**Text excerpt:**
Begin

Shah Alam 10K 2007
Having not raced
since the Penang Bridge Marathon,
I wouldn't have turned up at the starting line if not
for a certain someone's gentle prompting. Heh heh...
It's not my usual "policy" to race in the
absence of training. My weekly mileage has been hovering
between 20-30K which will keep me somewhat healthy,
will not make me sharp, certainly not for a hard race
as a 10K. The only drawing factor was the curiosity
to see how my recent string
of hill running will serve me. I felt unready but
not completely hopeless and I was quietly confident
that all the hilly runs will see me through at least
in 58 or 59 mins.
I registered online just before the Thursday cutoff time
and collected my race bib on Saturday. I'd not run Shah Alam
before and I heard about the challenging course. Munched a
cereal bar and washed it down with Red Bull while driving
there. As soon as I got there I spotted Ronnie,
Draco, Steven, Naresh and a host of regular faces.
The first comment that I got from the SAAA official was to
pin my bib on my chest - I had mine on the midriff section.
That seems to be the standard SAAA response to all the races
I'd been in the last 10 years. Somehow they have an obsession
with the chest region. I just nodded and went off my way with
nary a thought for these archaic rules.

End

**Problem 1:**
Transcribe the Shah Alam 10K race report word for word, from start to finish.

**Given data:**
Begin

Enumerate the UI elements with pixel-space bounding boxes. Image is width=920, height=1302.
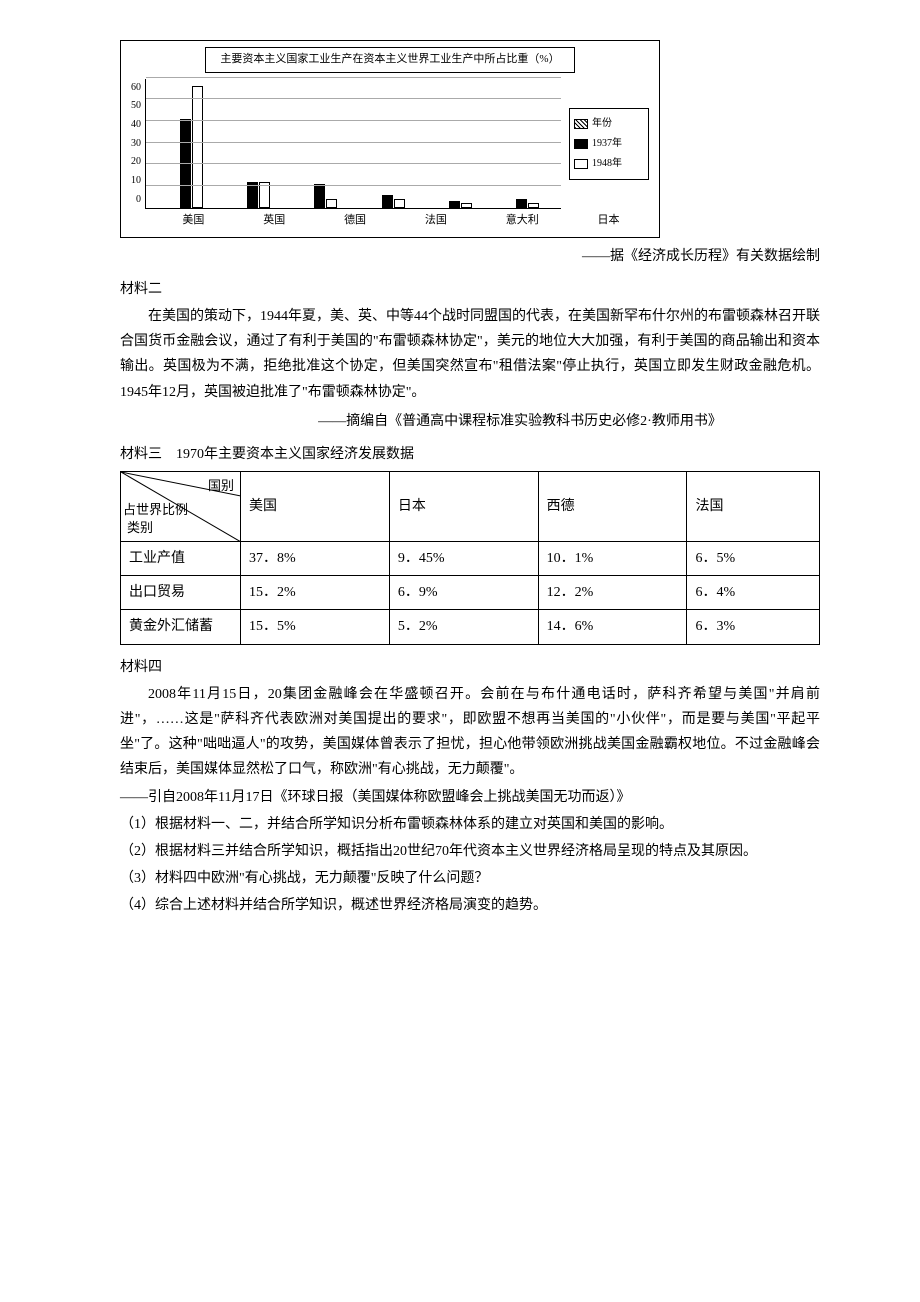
ytick: 50	[131, 97, 141, 115]
cell: 15．5%	[241, 610, 390, 644]
ytick: 60	[131, 79, 141, 97]
cell: 15．2%	[241, 576, 390, 610]
legend-row: 年份	[574, 115, 644, 133]
ytick: 40	[131, 116, 141, 134]
chart-container: 主要资本主义国家工业生产在资本主义世界工业生产中所占比重（%） 60 50 40…	[120, 40, 660, 238]
table-header-row: 国别 占世界比例 类别 美国 日本 西德 法国	[121, 472, 820, 542]
section4-body: 2008年11月15日，20集团金融峰会在华盛顿召开。会前在与布什通电话时，萨科…	[120, 682, 820, 783]
section4-label: 材料四	[120, 655, 820, 680]
legend-swatch-1	[574, 139, 588, 149]
diagonal-header-cell: 国别 占世界比例 类别	[121, 472, 241, 542]
cell: 5．2%	[389, 610, 538, 644]
chart-legend: 年份 1937年 1948年	[569, 108, 649, 180]
bar	[461, 203, 472, 207]
section2-body: 在美国的策动下，1944年夏，美、英、中等44个战时同盟国的代表，在美国新罕布什…	[120, 304, 820, 405]
x-axis-labels: 美国 英国 德国 法国 意大利 日本	[153, 211, 649, 231]
cell: 6．3%	[687, 610, 820, 644]
legend-label: 1948年	[592, 155, 622, 173]
cell: 6．5%	[687, 542, 820, 576]
bar	[192, 86, 203, 207]
ytick: 20	[131, 153, 141, 171]
chart-title: 主要资本主义国家工业生产在资本主义世界工业生产中所占比重（%）	[205, 47, 575, 73]
legend-label: 年份	[592, 115, 612, 133]
table-row: 工业产值 37．8% 9．45% 10．1% 6．5%	[121, 542, 820, 576]
ytick: 30	[131, 135, 141, 153]
bar-group	[370, 195, 405, 208]
x-label: 美国	[182, 211, 204, 231]
bar	[528, 203, 539, 207]
x-label: 英国	[263, 211, 285, 231]
legend-row: 1948年	[574, 155, 644, 173]
ytick: 0	[131, 191, 141, 209]
x-label: 德国	[344, 211, 366, 231]
row-label: 出口贸易	[121, 576, 241, 610]
chart-plot	[145, 79, 561, 209]
chart-attribution: ——据《经济成长历程》有关数据绘制	[120, 244, 820, 269]
legend-swatch-0	[574, 119, 588, 129]
col-header: 日本	[389, 472, 538, 542]
y-axis: 60 50 40 30 20 10 0	[131, 79, 145, 209]
bar	[314, 184, 325, 208]
col-header: 西德	[538, 472, 687, 542]
col-header: 法国	[687, 472, 820, 542]
cell: 14．6%	[538, 610, 687, 644]
bar-group	[437, 201, 472, 208]
x-label: 法国	[425, 211, 447, 231]
question-4: （4）综合上述材料并结合所学知识，概述世界经济格局演变的趋势。	[120, 893, 820, 918]
chart-body: 60 50 40 30 20 10 0 年份 1937年 1948年	[131, 79, 649, 209]
x-label: 日本	[598, 211, 620, 231]
question-1: （1）根据材料一、二，并结合所学知识分析布雷顿森林体系的建立对英国和美国的影响。	[120, 812, 820, 837]
row-label: 黄金外汇储蓄	[121, 610, 241, 644]
cell: 12．2%	[538, 576, 687, 610]
question-3: （3）材料四中欧洲"有心挑战，无力颠覆"反映了什么问题？	[120, 866, 820, 891]
legend-swatch-2	[574, 159, 588, 169]
bar	[326, 199, 337, 208]
col-header: 美国	[241, 472, 390, 542]
cell: 10．1%	[538, 542, 687, 576]
bar-group	[168, 86, 203, 207]
cell: 6．9%	[389, 576, 538, 610]
section2-label: 材料二	[120, 277, 820, 302]
bar	[382, 195, 393, 208]
table-row: 黄金外汇储蓄 15．5% 5．2% 14．6% 6．3%	[121, 610, 820, 644]
cell: 6．4%	[687, 576, 820, 610]
bar	[516, 199, 527, 208]
cell: 37．8%	[241, 542, 390, 576]
legend-row: 1937年	[574, 135, 644, 153]
cell: 9．45%	[389, 542, 538, 576]
legend-label: 1937年	[592, 135, 622, 153]
x-label: 意大利	[506, 211, 539, 231]
bar-group	[504, 199, 539, 208]
question-2: （2）根据材料三并结合所学知识，概括指出20世纪70年代资本主义世界经济格局呈现…	[120, 839, 820, 864]
bar-group	[302, 184, 337, 208]
section3-label: 材料三 1970年主要资本主义国家经济发展数据	[120, 442, 820, 467]
section4-attribution: ——引自2008年11月17日《环球日报（美国媒体称欧盟峰会上挑战美国无功而返）…	[120, 785, 820, 810]
bar	[394, 199, 405, 208]
table-row: 出口贸易 15．2% 6．9% 12．2% 6．4%	[121, 576, 820, 610]
header-axis-top: 国别	[208, 474, 234, 497]
bar	[449, 201, 460, 208]
ytick: 10	[131, 172, 141, 190]
data-table: 国别 占世界比例 类别 美国 日本 西德 法国 工业产值 37．8% 9．45%…	[120, 471, 820, 645]
section2-attribution: ——摘编自《普通高中课程标准实验教科书历史必修2·教师用书》	[120, 409, 820, 434]
header-axis-bottom: 类别	[127, 516, 153, 539]
row-label: 工业产值	[121, 542, 241, 576]
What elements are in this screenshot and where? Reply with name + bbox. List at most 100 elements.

End

**Problem 2:**
In the rows, begin at the line that has "97, 141, 115]" and stop after the line that has "table-header-row: 国别 占世界比例". Rewrite only those lines, changing "ytick" to "y-axis tick" and leaving everything else untouched.

**Exercise response 1:**
Shah Alam 10K 2007
Having not raced
since the Penang Bridge Marathon,
I wouldn't have turned up at the starting line if not
for a certain someone's gentle prompting. Heh heh...
It's not my usual "policy" to race in the
absence of training. My weekly mileage has been hovering
between 20-30K which will keep me somewhat healthy,
will not make me sharp, certainly not for a hard race
as a 10K. The only drawing factor was the curiosity
to see how my recent string
of hill running will serve me. I felt unready but
not completely hopeless and I was quietly confident
that all the hilly runs will see me through at least
in 58 or 59 mins.
I registered online just before the Thursday cutoff time
and collected my race bib on Saturday. I'd not run Shah Alam
before and I heard about the challenging course. Munched a
cereal bar and washed it down with Red Bull while driving
there. As soon as I got there I spotted Ronnie,
Draco, Steven, Naresh and a host of regular faces.
The first comment that I got from the SAAA official was to
pin my bib on my chest - I had mine on the midriff section.
That seems to be the standard SAAA response to all the races
I'd been in the last 10 years. Somehow they have an obsession
with the chest region. I just nodded and went off my way with
nary a thought for these archaic rules.

**Exercise response 2:**
y-axis tick: 50	[131, 97, 141, 115]
cell: 15．5%	[241, 610, 390, 644]
y-axis tick: 60	[131, 79, 141, 97]
cell: 15．2%	[241, 576, 390, 610]
legend-row: 年份	[574, 115, 644, 133]
y-axis tick: 40	[131, 116, 141, 134]
chart-container: 主要资本主义国家工业生产在资本主义世界工业生产中所占比重（%） 60 50 40…	[120, 40, 660, 238]
table-header-row: 国别 占世界比例 类别 美国 日本 西德 法国	[121, 472, 820, 542]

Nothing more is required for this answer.